**STATED EXERCISE 1:**
In the entries, copy the part that opens with the line containing "staticText: 亏损 bbox=[618, 606, 690, 651]" and closes with the line containing "staticText: ƒ)@司马点金 bbox=[842, 2257, 1078, 2314]", both ends included, reproducing each line without any change.

# Start of EXCERPT TO READ

We have deliberately grouped together examples of strikes and hunger strikes, of peaceful demonstrations and rather violent action. The Bolivian Trotskyist role on August 20-21, 1971, can be placed in the same category. It is obvious that the capacity of Trotskyist organisations to take initiatives of action which draw into movement masses of vanguard workers and students, and sometimes even large sectors of the working class, have to be conceived in the framework of the concrete situation of each country, have to express the objective key needs of the class struggle at a given stage, and that these situations and key needs differ widely from continent to continent and from country to country. No general rule applies to all and every country, certainly not “armed struggle.” And to transform this real history of the “turn of the 9th World Congress” into a universal appeal for “guerilla warfare” is a bad joke which the leading comrades of the minority cannot seriously believe themselves, and which is just a way to avoid the real debate.
All sections of the FI cannot yet make that turn. The question of passing a first threshold of organisational and political strength is essential for the capacity of even conceiving the correct initiative, let alone applying it successfully. It is also evident that the amount of initial forces involved greatly influences and pre-determines the organisational outcome of the initiative. That is why the initiatives taken by the French and American Trotskyists who at the outset had a much stronger organisation at their disposal than the Spanish, Bolivian and Ceylonese comrades, brought much higher organisational gains than in the latter countries.
But all these considerations do not modify the nature of the turn nor its significance. It is not at all a turn away from any basic tradition of Leninism, of building proletarian revolutionary vanguard parties, but on the contrary a turn toward seizing the opportunities of speeding up the building of such parties by becoming still small but already significant factors of initiative in the mass struggle itself.

# End of EXCERPT TO READ

**STATED EXERCISE 2:**
Answer these questions on the passage about the Trotskyist turn:
(a) What dates does the passage give for the Bolivian Trotskyist role?
(b) The Trotskyists of which two countries started with a much stronger organization?
(c) The turn is described as not being a turn away from what?

# Start of EXERCISE MATERIALS

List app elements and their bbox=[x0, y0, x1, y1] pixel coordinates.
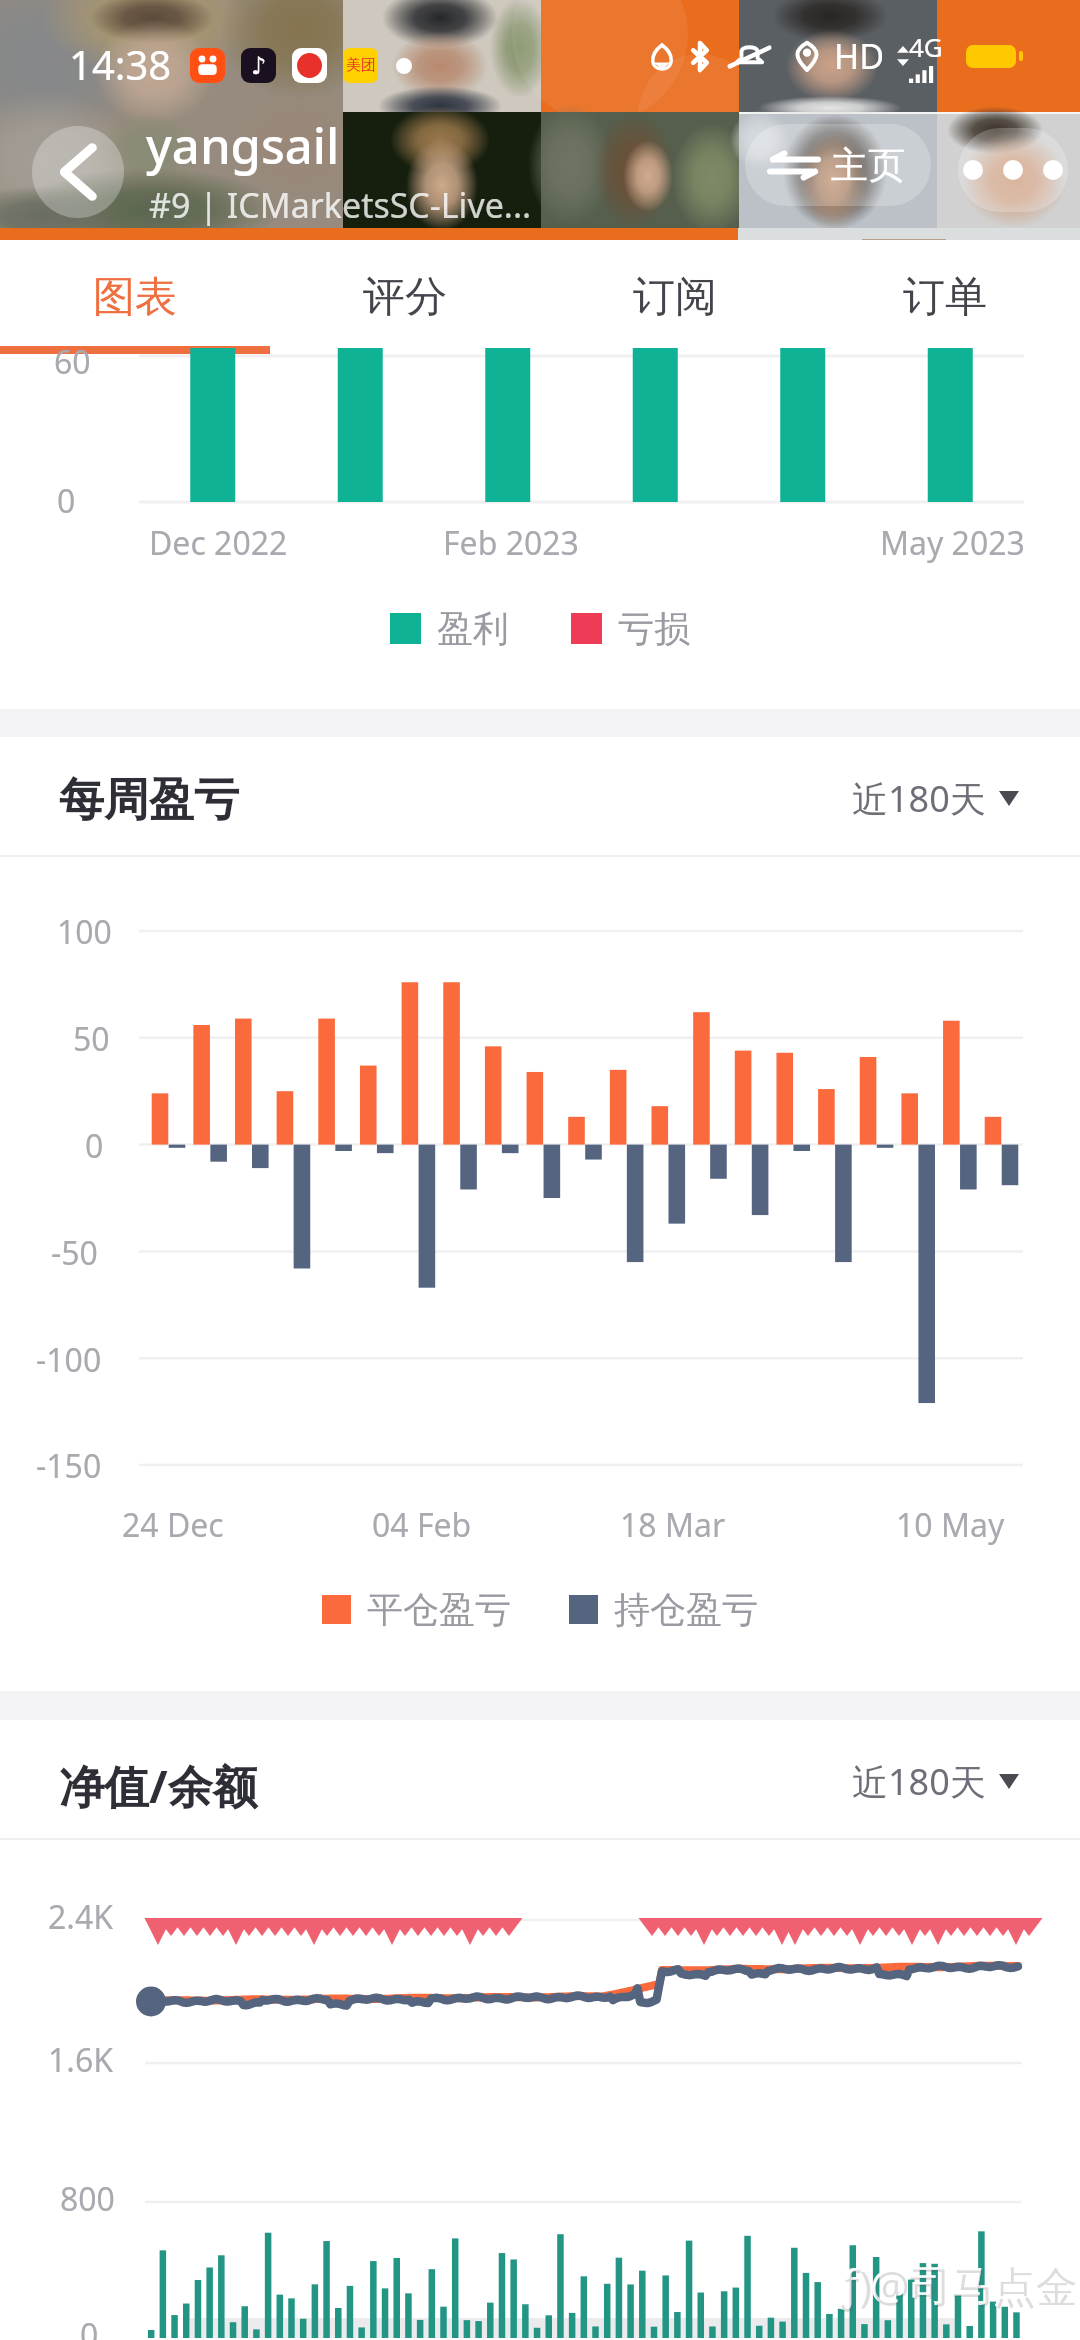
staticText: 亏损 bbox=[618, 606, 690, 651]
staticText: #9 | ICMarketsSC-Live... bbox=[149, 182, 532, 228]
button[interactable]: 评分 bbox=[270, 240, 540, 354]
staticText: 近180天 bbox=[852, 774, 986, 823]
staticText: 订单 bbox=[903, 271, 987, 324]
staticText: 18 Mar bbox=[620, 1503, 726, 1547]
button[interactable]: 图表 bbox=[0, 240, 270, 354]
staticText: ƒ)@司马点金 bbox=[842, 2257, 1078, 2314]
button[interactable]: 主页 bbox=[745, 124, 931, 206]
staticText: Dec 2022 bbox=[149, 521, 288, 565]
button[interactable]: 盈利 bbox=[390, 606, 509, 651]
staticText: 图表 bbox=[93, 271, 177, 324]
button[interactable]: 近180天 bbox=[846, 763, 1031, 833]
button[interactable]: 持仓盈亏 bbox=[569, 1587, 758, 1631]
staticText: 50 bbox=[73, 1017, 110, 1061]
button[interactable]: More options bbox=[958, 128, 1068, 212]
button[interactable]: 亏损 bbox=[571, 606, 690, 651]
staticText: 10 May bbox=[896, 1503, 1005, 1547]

# End of EXERCISE MATERIALS

**EXERCISE RESULT 1:**
staticText: 亏损 bbox=[618, 606, 690, 651]
staticText: #9 | ICMarketsSC-Live... bbox=[149, 182, 532, 228]
button[interactable]: 评分 bbox=[270, 240, 540, 354]
staticText: 近180天 bbox=[852, 774, 986, 823]
staticText: 订单 bbox=[903, 271, 987, 324]
staticText: 18 Mar bbox=[620, 1503, 726, 1547]
button[interactable]: 图表 bbox=[0, 240, 270, 354]
staticText: ƒ)@司马点金 bbox=[842, 2257, 1078, 2314]

**EXERCISE RESULT 2:**
(a) August 20-21, 1971.
(b) France and the United States.
(c) Any basic tradition of Leninism, of building proletarian revolutionary vanguard parties.